▸ Provided material:
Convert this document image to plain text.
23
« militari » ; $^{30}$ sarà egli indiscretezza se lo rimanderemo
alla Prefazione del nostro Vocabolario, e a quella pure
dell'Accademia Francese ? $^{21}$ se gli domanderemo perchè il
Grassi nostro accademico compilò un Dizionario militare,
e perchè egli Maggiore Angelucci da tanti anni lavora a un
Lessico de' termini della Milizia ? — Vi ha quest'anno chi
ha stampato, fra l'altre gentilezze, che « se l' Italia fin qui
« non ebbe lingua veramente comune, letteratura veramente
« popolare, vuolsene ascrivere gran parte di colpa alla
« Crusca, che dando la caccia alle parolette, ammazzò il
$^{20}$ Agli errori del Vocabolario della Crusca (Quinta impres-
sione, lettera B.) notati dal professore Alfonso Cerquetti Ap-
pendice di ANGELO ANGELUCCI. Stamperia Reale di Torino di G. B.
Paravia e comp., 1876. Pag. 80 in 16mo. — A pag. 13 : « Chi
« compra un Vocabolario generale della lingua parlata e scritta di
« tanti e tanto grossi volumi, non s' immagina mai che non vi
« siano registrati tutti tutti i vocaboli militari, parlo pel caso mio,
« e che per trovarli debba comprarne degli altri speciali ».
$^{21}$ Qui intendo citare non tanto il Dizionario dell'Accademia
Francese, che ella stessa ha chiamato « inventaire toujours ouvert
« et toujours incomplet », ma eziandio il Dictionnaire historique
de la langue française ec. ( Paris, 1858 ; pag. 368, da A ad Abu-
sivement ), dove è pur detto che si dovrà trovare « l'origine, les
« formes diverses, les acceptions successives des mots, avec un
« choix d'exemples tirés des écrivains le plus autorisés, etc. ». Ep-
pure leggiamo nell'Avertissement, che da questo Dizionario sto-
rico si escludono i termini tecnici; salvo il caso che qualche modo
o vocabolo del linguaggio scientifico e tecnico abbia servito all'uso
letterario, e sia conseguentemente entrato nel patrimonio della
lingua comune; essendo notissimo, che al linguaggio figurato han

...

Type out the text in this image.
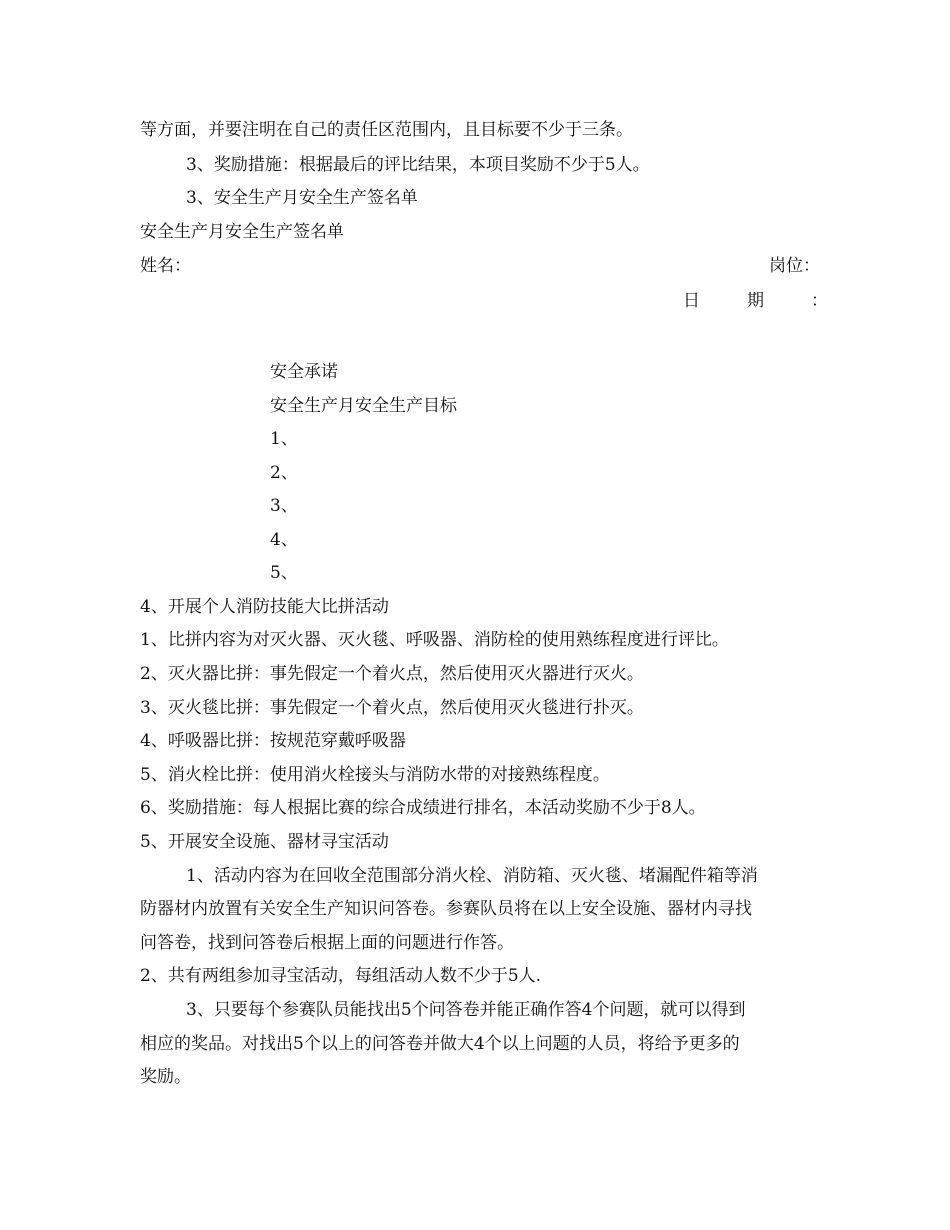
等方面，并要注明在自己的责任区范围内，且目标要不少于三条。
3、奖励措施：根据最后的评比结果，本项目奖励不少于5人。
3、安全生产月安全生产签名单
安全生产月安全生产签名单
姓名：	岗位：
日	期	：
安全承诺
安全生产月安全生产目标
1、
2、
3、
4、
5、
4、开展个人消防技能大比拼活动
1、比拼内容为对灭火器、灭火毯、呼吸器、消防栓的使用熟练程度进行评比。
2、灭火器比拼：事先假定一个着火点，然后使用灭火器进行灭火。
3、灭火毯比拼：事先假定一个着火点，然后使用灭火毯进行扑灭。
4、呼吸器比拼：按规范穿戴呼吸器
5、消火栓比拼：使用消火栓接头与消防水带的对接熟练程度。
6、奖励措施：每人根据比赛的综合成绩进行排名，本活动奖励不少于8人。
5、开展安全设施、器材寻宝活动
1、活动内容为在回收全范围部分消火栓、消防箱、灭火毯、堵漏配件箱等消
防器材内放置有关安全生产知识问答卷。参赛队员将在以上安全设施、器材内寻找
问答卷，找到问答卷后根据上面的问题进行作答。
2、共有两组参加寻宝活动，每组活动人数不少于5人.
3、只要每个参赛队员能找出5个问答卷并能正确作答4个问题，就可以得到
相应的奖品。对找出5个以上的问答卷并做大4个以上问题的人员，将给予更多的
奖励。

▸ Task brief: Only the number is needed here: how many lines of the records contain "comune"?

▸ Answer for the task: 2